**STATED PROBLEM**
Extract every line from the records below that contains the word "screenshot".

**MATERIAL FOR THE TASK**
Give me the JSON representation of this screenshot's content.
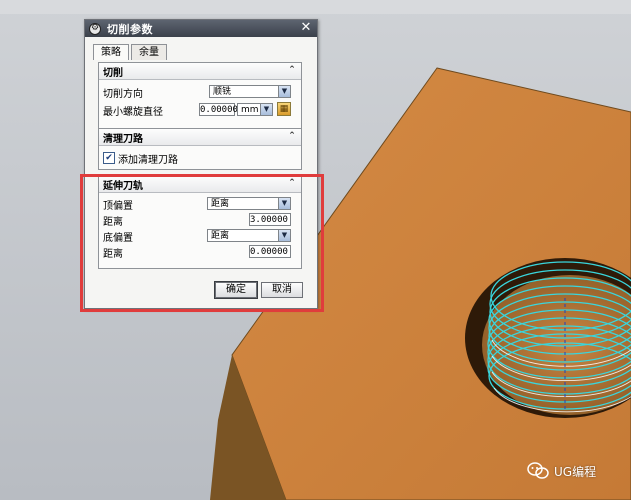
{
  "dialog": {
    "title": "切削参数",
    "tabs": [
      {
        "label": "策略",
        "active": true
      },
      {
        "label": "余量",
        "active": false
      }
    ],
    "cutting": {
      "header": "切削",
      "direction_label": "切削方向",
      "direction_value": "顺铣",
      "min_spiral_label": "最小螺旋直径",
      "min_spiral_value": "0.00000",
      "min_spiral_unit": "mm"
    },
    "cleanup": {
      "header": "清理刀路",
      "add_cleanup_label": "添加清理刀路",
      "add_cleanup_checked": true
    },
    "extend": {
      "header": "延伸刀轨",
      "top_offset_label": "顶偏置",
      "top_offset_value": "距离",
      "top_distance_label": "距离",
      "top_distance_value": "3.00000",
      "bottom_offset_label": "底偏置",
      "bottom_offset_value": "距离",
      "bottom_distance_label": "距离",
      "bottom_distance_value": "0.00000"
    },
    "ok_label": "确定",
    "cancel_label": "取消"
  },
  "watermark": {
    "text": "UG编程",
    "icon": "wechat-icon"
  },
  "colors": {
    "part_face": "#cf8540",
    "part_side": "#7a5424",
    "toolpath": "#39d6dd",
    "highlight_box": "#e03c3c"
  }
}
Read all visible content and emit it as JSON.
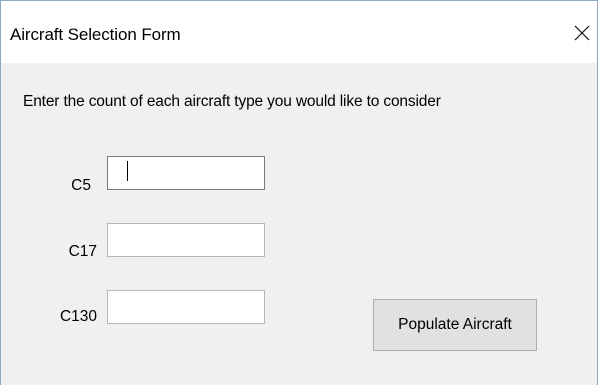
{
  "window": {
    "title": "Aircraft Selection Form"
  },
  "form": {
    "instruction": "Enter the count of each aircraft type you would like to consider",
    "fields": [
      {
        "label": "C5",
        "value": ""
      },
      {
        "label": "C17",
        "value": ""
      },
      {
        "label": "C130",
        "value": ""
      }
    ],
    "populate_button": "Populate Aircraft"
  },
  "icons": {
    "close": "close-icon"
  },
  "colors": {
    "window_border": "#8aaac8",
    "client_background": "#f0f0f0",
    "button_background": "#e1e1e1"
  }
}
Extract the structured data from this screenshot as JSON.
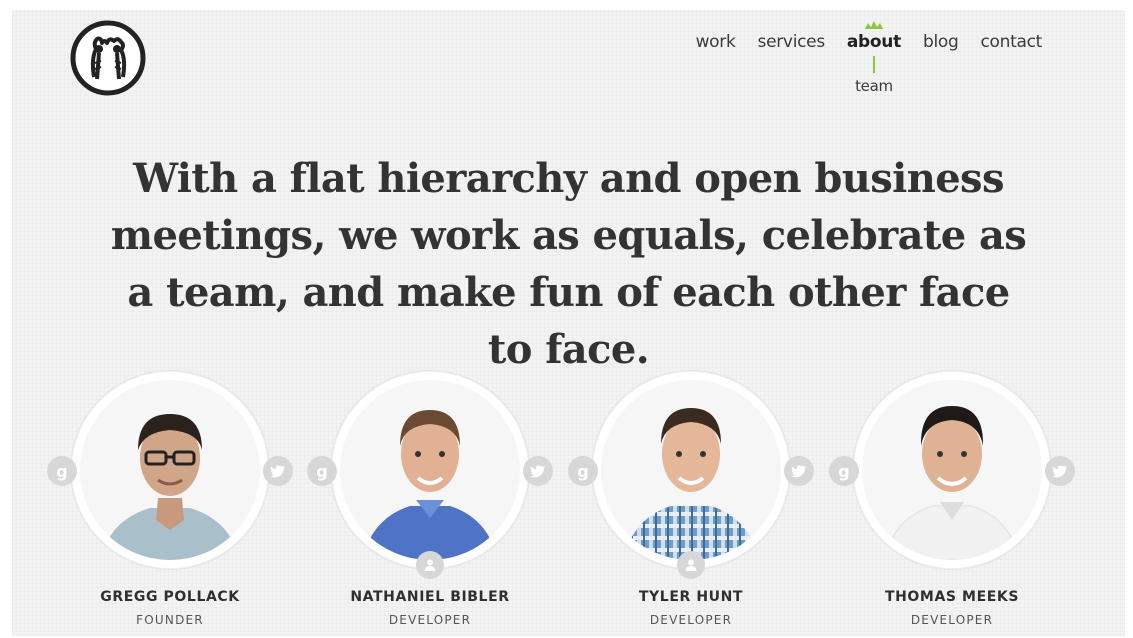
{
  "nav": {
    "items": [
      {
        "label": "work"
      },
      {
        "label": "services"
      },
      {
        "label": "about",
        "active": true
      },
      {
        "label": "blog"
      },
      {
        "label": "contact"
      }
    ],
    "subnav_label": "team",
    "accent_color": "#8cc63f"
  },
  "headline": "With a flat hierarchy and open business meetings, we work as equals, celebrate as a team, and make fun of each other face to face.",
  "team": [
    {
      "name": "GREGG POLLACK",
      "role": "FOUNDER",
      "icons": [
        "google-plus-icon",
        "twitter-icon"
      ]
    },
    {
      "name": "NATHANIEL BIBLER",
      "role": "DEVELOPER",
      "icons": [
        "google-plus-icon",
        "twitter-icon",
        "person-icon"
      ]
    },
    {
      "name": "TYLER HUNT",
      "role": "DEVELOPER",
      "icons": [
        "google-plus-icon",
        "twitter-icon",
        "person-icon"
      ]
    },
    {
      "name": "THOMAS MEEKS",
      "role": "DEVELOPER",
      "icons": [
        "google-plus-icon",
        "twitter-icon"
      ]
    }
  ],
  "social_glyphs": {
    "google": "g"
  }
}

**EXERCISE RESULT**
Give me the JSON representation of this screenshot's content.
Extract the structured data from this screenshot as JSON.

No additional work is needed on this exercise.